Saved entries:
"""

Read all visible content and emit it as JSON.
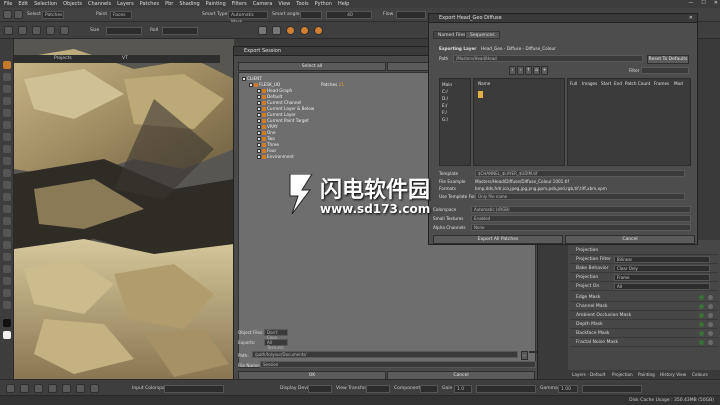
{
  "menubar": {
    "items": [
      "File",
      "Edit",
      "Selection",
      "Objects",
      "Channels",
      "Layers",
      "Patches",
      "Pbr",
      "Shading",
      "Painting",
      "Filters",
      "Camera",
      "View",
      "Tools",
      "Python",
      "Help"
    ],
    "window_controls": [
      "—",
      "☐",
      "✕"
    ]
  },
  "toolbar1": {
    "select_label": "Select",
    "select_value": "Patches",
    "paint_label": "Paint",
    "paint_value": "Faces",
    "smart_type_label": "Smart Type:",
    "smart_type_value": "Automatic Mask",
    "smart_angle_label": "Smart angle:",
    "smart_angle_value": "40",
    "flow_label": "Flow"
  },
  "toolbar2": {
    "size_label": "Size",
    "roll_label": "Roll"
  },
  "viewport": {
    "tabs": [
      "Projects",
      "VT"
    ]
  },
  "export_session": {
    "title": "Export Session",
    "select_all": "Select all",
    "select_none": "Select none",
    "tree_root": "CLIENT",
    "tree_child": "FLESK_UD",
    "patches_label": "Patches",
    "patches_count": "21",
    "items": [
      "Head Graph",
      "Default",
      "Current Channel",
      "Current Layer & Below",
      "Current Layer",
      "Current Paint Target",
      "VRAY"
    ],
    "folders": [
      "One",
      "Two",
      "Three",
      "Four",
      "Environment"
    ],
    "object_files_label": "Object Files:",
    "object_files_value": "Don't Copy",
    "exports_label": "Exports:",
    "exports_value": "All Textures",
    "path_label": "Path:",
    "path_value": "/path/to/your/Documents/",
    "file_name_label": "File Name:",
    "file_name_value": "Session",
    "ok": "OK",
    "cancel": "Cancel"
  },
  "export_head": {
    "title": "Export Head_Geo Diffuse",
    "tabs": [
      "Named Files",
      "Sequences"
    ],
    "exporting_layer_label": "Exporting Layer",
    "exporting_layer_value": "Head_Geo - Diffuse - Diffuse_Colour",
    "path_label": "Path",
    "path_value": "/Masters/Head/Head",
    "reset_defaults": "Reset To Defaults",
    "filter_label": "Filter",
    "drives": [
      "Main",
      "C:/",
      "D:/",
      "E:/",
      "F:/",
      "G:/"
    ],
    "name_header": "Name",
    "columns": [
      "Full",
      "Images",
      "Start",
      "End",
      "Patch Count",
      "Frames",
      "Mod"
    ],
    "template_label": "Template",
    "template_value": "$CHANNEL_$LAYER_$UDIM.tif",
    "file_example_label": "File Example",
    "file_example_value": "Masters/Head/Diffuse/Diffuse_Colour.1001.tif",
    "formats_label": "Formats",
    "formats_value": "bmp,dds,hdr,ico,jpeg,jpg,png,ppm,psb,psd,rgb,tif,tiff,xbm,xpm",
    "use_template_label": "Use Template For",
    "use_template_value": "Only file name",
    "colorspace_label": "Colorspace",
    "colorspace_value": "Automatic (sRGB)",
    "small_textures_label": "Small Textures",
    "small_textures_value": "Enabled",
    "alpha_channels_label": "Alpha Channels",
    "alpha_channels_value": "None",
    "export_all": "Export All Patches",
    "cancel": "Cancel"
  },
  "right_panel": {
    "rows": [
      "Projection",
      "Projection Filter",
      "Bake Behavior",
      "Projection",
      "Project On",
      "Edge Mask",
      "Channel Mask",
      "Ambient Occlusion Mask",
      "Depth Mask",
      "Backface Mask",
      "Fractal Noise Mask"
    ],
    "fields": [
      "Bilinear",
      "Clear Only",
      "Frame",
      "All"
    ],
    "tabs": [
      "Layers - Default",
      "Projection",
      "Painting",
      "History View",
      "Colours"
    ]
  },
  "bottombar": {
    "input_colorspace_label": "Input Colorspace",
    "display_device_label": "Display Device",
    "view_transform_label": "View Transform",
    "component_label": "Component",
    "gain_label": "Gain",
    "gain_value": "1.0",
    "gamma_label": "Gamma",
    "gamma_value": "1.00"
  },
  "statusbar": {
    "disk_cache": "Disk Cache Usage : 350.43MB (50GB)"
  },
  "watermark": {
    "cn_text": "闪电软件园",
    "url": "www.sd173.com"
  },
  "colors": {
    "accent": "#e08a2a",
    "dialog_bg": "#4a4a4a",
    "tree_bg": "#6e6e6e"
  }
}
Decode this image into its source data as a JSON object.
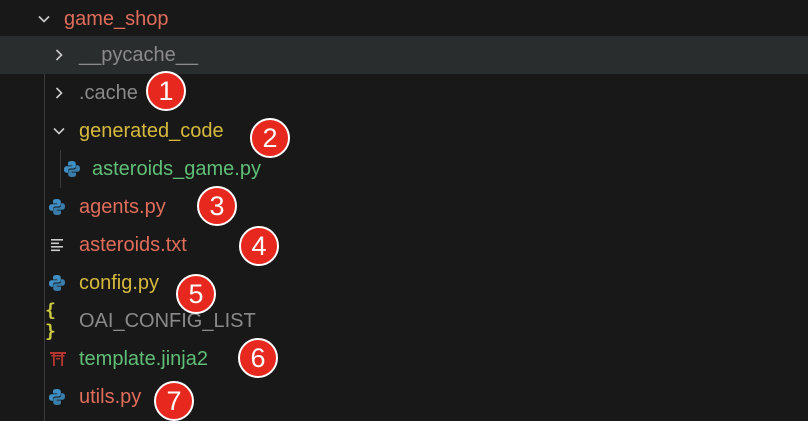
{
  "explorer": {
    "root": {
      "label": "game_shop",
      "color": "#e06c5a"
    },
    "items": [
      {
        "label": "__pycache__",
        "color": "#8a8a8a"
      },
      {
        "label": ".cache",
        "color": "#8a8a8a"
      },
      {
        "label": "generated_code",
        "color": "#d7ba3d"
      },
      {
        "label": "asteroids_game.py",
        "color": "#5fbf76"
      },
      {
        "label": "agents.py",
        "color": "#e06c5a"
      },
      {
        "label": "asteroids.txt",
        "color": "#e06c5a"
      },
      {
        "label": "config.py",
        "color": "#d7ba3d"
      },
      {
        "label": "OAI_CONFIG_LIST",
        "color": "#8a8a8a"
      },
      {
        "label": "template.jinja2",
        "color": "#5fbf76"
      },
      {
        "label": "utils.py",
        "color": "#e06c5a"
      }
    ]
  },
  "badges": [
    "1",
    "2",
    "3",
    "4",
    "5",
    "6",
    "7"
  ],
  "icons": {
    "json": "{ }"
  }
}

"""

:: TO DO ::
Set the listing down in full and exactly. Pictures within it should not appear in the copy.

:: FINISHED TASK ::
Read all visible content and emit it as JSON.
{
  "menubar": {
    "items": [
      "File",
      "Edit",
      "Selection",
      "Objects",
      "Channels",
      "Layers",
      "Patches",
      "Pbr",
      "Shading",
      "Painting",
      "Filters",
      "Camera",
      "View",
      "Tools",
      "Python",
      "Help"
    ],
    "window_controls": [
      "—",
      "☐",
      "✕"
    ]
  },
  "toolbar1": {
    "select_label": "Select",
    "select_value": "Patches",
    "paint_label": "Paint",
    "paint_value": "Faces",
    "smart_type_label": "Smart Type:",
    "smart_type_value": "Automatic Mask",
    "smart_angle_label": "Smart angle:",
    "smart_angle_value": "40",
    "flow_label": "Flow"
  },
  "toolbar2": {
    "size_label": "Size",
    "roll_label": "Roll"
  },
  "viewport": {
    "tabs": [
      "Projects",
      "VT"
    ]
  },
  "export_session": {
    "title": "Export Session",
    "select_all": "Select all",
    "select_none": "Select none",
    "tree_root": "CLIENT",
    "tree_child": "FLESK_UD",
    "patches_label": "Patches",
    "patches_count": "21",
    "items": [
      "Head Graph",
      "Default",
      "Current Channel",
      "Current Layer & Below",
      "Current Layer",
      "Current Paint Target",
      "VRAY"
    ],
    "folders": [
      "One",
      "Two",
      "Three",
      "Four",
      "Environment"
    ],
    "object_files_label": "Object Files:",
    "object_files_value": "Don't Copy",
    "exports_label": "Exports:",
    "exports_value": "All Textures",
    "path_label": "Path:",
    "path_value": "/path/to/your/Documents/",
    "file_name_label": "File Name:",
    "file_name_value": "Session",
    "ok": "OK",
    "cancel": "Cancel"
  },
  "export_head": {
    "title": "Export Head_Geo Diffuse",
    "tabs": [
      "Named Files",
      "Sequences"
    ],
    "exporting_layer_label": "Exporting Layer",
    "exporting_layer_value": "Head_Geo - Diffuse - Diffuse_Colour",
    "path_label": "Path",
    "path_value": "/Masters/Head/Head",
    "reset_defaults": "Reset To Defaults",
    "filter_label": "Filter",
    "drives": [
      "Main",
      "C:/",
      "D:/",
      "E:/",
      "F:/",
      "G:/"
    ],
    "name_header": "Name",
    "columns": [
      "Full",
      "Images",
      "Start",
      "End",
      "Patch Count",
      "Frames",
      "Mod"
    ],
    "template_label": "Template",
    "template_value": "$CHANNEL_$LAYER_$UDIM.tif",
    "file_example_label": "File Example",
    "file_example_value": "Masters/Head/Diffuse/Diffuse_Colour.1001.tif",
    "formats_label": "Formats",
    "formats_value": "bmp,dds,hdr,ico,jpeg,jpg,png,ppm,psb,psd,rgb,tif,tiff,xbm,xpm",
    "use_template_label": "Use Template For",
    "use_template_value": "Only file name",
    "colorspace_label": "Colorspace",
    "colorspace_value": "Automatic (sRGB)",
    "small_textures_label": "Small Textures",
    "small_textures_value": "Enabled",
    "alpha_channels_label": "Alpha Channels",
    "alpha_channels_value": "None",
    "export_all": "Export All Patches",
    "cancel": "Cancel"
  },
  "right_panel": {
    "rows": [
      "Projection",
      "Projection Filter",
      "Bake Behavior",
      "Projection",
      "Project On",
      "Edge Mask",
      "Channel Mask",
      "Ambient Occlusion Mask",
      "Depth Mask",
      "Backface Mask",
      "Fractal Noise Mask"
    ],
    "fields": [
      "Bilinear",
      "Clear Only",
      "Frame",
      "All"
    ],
    "tabs": [
      "Layers - Default",
      "Projection",
      "Painting",
      "History View",
      "Colours"
    ]
  },
  "bottombar": {
    "input_colorspace_label": "Input Colorspace",
    "display_device_label": "Display Device",
    "view_transform_label": "View Transform",
    "component_label": "Component",
    "gain_label": "Gain",
    "gain_value": "1.0",
    "gamma_label": "Gamma",
    "gamma_value": "1.00"
  },
  "statusbar": {
    "disk_cache": "Disk Cache Usage : 350.43MB (50GB)"
  },
  "watermark": {
    "cn_text": "闪电软件园",
    "url": "www.sd173.com"
  },
  "colors": {
    "accent": "#e08a2a",
    "dialog_bg": "#4a4a4a",
    "tree_bg": "#6e6e6e"
  }
}
Decode this image into its source data as a JSON object.
{
  "explorer": {
    "root": {
      "label": "game_shop",
      "color": "#e06c5a"
    },
    "items": [
      {
        "label": "__pycache__",
        "color": "#8a8a8a"
      },
      {
        "label": ".cache",
        "color": "#8a8a8a"
      },
      {
        "label": "generated_code",
        "color": "#d7ba3d"
      },
      {
        "label": "asteroids_game.py",
        "color": "#5fbf76"
      },
      {
        "label": "agents.py",
        "color": "#e06c5a"
      },
      {
        "label": "asteroids.txt",
        "color": "#e06c5a"
      },
      {
        "label": "config.py",
        "color": "#d7ba3d"
      },
      {
        "label": "OAI_CONFIG_LIST",
        "color": "#8a8a8a"
      },
      {
        "label": "template.jinja2",
        "color": "#5fbf76"
      },
      {
        "label": "utils.py",
        "color": "#e06c5a"
      }
    ]
  },
  "badges": [
    "1",
    "2",
    "3",
    "4",
    "5",
    "6",
    "7"
  ],
  "icons": {
    "json": "{ }"
  }
}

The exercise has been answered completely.